Examine the entries below, count the lines holding the string "uncontrolled", and respond with the number only.

[Dataset excerpt]
┄┄┄┄┄┄

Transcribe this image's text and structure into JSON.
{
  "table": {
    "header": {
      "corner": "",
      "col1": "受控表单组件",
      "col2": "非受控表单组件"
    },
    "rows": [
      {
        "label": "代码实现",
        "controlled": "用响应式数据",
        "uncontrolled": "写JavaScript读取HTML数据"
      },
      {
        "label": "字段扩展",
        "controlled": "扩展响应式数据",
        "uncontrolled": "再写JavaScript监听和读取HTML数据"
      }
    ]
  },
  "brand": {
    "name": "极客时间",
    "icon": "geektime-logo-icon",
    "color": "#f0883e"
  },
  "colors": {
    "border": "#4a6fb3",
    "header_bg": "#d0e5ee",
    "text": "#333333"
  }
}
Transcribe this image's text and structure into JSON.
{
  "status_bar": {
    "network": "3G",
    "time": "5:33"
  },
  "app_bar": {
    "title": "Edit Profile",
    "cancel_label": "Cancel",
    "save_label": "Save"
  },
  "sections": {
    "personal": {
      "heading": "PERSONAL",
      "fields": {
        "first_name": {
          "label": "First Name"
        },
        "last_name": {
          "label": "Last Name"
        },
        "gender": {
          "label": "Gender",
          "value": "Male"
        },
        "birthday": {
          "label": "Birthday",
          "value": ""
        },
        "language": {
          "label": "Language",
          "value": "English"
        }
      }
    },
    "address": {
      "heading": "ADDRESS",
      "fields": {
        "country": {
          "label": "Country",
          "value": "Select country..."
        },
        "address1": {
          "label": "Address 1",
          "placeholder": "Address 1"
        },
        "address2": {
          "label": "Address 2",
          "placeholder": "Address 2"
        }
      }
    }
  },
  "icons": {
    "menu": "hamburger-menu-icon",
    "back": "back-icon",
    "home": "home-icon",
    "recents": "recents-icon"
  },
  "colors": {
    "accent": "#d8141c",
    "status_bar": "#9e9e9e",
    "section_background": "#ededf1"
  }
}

┄┄┄┄┄┄

> The reply: 2